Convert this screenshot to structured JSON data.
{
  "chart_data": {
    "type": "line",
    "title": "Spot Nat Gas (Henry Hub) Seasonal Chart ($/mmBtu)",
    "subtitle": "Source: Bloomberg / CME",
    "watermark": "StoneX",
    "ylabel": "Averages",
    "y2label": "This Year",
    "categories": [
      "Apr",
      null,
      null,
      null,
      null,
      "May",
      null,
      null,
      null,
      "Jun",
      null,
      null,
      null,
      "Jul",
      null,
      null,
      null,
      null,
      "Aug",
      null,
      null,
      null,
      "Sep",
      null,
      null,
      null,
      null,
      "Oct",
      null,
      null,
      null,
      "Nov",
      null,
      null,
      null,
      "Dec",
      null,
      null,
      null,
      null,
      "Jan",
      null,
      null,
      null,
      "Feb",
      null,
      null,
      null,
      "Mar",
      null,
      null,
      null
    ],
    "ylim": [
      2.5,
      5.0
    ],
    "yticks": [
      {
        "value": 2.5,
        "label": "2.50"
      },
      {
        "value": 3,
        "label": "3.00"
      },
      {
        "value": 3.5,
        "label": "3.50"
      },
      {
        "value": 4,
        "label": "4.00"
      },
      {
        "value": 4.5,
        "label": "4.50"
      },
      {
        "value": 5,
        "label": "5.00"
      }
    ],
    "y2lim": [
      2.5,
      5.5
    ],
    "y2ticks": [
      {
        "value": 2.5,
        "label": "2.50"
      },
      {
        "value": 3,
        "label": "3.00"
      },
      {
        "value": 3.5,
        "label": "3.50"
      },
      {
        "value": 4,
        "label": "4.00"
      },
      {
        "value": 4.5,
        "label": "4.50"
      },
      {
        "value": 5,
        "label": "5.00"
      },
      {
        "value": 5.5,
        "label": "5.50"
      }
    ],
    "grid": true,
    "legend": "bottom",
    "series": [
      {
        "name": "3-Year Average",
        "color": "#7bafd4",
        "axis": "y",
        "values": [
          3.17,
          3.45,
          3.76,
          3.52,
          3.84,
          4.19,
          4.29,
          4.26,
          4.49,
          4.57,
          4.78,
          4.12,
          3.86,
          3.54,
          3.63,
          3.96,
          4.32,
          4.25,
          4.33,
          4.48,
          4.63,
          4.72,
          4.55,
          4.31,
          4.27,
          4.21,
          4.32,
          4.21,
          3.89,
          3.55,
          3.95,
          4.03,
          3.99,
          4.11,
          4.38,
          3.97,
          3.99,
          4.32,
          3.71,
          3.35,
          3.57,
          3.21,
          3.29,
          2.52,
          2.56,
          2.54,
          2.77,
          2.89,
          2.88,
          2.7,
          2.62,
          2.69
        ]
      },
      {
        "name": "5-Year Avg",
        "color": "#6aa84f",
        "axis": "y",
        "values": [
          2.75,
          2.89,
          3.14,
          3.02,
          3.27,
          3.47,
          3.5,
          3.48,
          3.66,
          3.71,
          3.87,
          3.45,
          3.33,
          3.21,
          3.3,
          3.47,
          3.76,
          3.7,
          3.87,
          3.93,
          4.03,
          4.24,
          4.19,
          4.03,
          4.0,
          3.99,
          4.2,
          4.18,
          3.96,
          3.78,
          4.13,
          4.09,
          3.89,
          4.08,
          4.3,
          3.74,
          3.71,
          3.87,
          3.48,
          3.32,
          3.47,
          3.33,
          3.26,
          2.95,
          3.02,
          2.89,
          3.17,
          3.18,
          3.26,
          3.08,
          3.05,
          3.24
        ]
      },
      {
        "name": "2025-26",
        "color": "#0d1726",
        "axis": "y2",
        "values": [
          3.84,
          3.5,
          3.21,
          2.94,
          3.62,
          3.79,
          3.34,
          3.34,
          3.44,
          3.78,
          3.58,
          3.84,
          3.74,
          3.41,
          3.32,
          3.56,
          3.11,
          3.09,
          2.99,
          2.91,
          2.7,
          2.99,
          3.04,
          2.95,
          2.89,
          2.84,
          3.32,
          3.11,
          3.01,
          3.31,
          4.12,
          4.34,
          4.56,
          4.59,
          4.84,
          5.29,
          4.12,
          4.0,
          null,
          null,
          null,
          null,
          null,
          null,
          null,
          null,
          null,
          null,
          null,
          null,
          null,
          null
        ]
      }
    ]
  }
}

= = = = =

**SET EXERCISE:** Give the number of lines in the entries that hold the word "name", and nothing else.

**RESPONSE TO THE TASK:** 3